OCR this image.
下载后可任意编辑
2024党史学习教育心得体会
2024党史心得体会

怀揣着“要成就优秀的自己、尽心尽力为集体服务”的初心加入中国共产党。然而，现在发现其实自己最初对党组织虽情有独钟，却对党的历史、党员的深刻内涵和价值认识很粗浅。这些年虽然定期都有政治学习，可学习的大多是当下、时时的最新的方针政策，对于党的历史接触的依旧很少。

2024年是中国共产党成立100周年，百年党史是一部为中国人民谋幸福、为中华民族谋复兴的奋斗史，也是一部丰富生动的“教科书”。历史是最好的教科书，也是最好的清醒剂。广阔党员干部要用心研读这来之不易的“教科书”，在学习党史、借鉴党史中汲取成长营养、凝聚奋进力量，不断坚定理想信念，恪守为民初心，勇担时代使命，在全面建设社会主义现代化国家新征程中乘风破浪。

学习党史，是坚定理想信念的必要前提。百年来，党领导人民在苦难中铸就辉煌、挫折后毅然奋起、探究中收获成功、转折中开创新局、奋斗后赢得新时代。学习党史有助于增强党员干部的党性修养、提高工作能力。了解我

**INSTRUCTIONS TO FOLLOW:** Reproduce all of the material above word for word.

**ANSWER:**
OCR this image.
下载后可任意编辑
2024党史学习教育心得体会
2024党史心得体会

怀揣着“要成就优秀的自己、尽心尽力为集体服务”的初心加入中国共产党。然而，现在发现其实自己最初对党组织虽情有独钟，却对党的历史、党员的深刻内涵和价值认识很粗浅。这些年虽然定期都有政治学习，可学习的大多是当下、时时的最新的方针政策，对于党的历史接触的依旧很少。

2024年是中国共产党成立100周年，百年党史是一部为中国人民谋幸福、为中华民族谋复兴的奋斗史，也是一部丰富生动的“教科书”。历史是最好的教科书，也是最好的清醒剂。广阔党员干部要用心研读这来之不易的“教科书”，在学习党史、借鉴党史中汲取成长营养、凝聚奋进力量，不断坚定理想信念，恪守为民初心，勇担时代使命，在全面建设社会主义现代化国家新征程中乘风破浪。

学习党史，是坚定理想信念的必要前提。百年来，党领导人民在苦难中铸就辉煌、挫折后毅然奋起、探究中收获成功、转折中开创新局、奋斗后赢得新时代。学习党史有助于增强党员干部的党性修养、提高工作能力。了解我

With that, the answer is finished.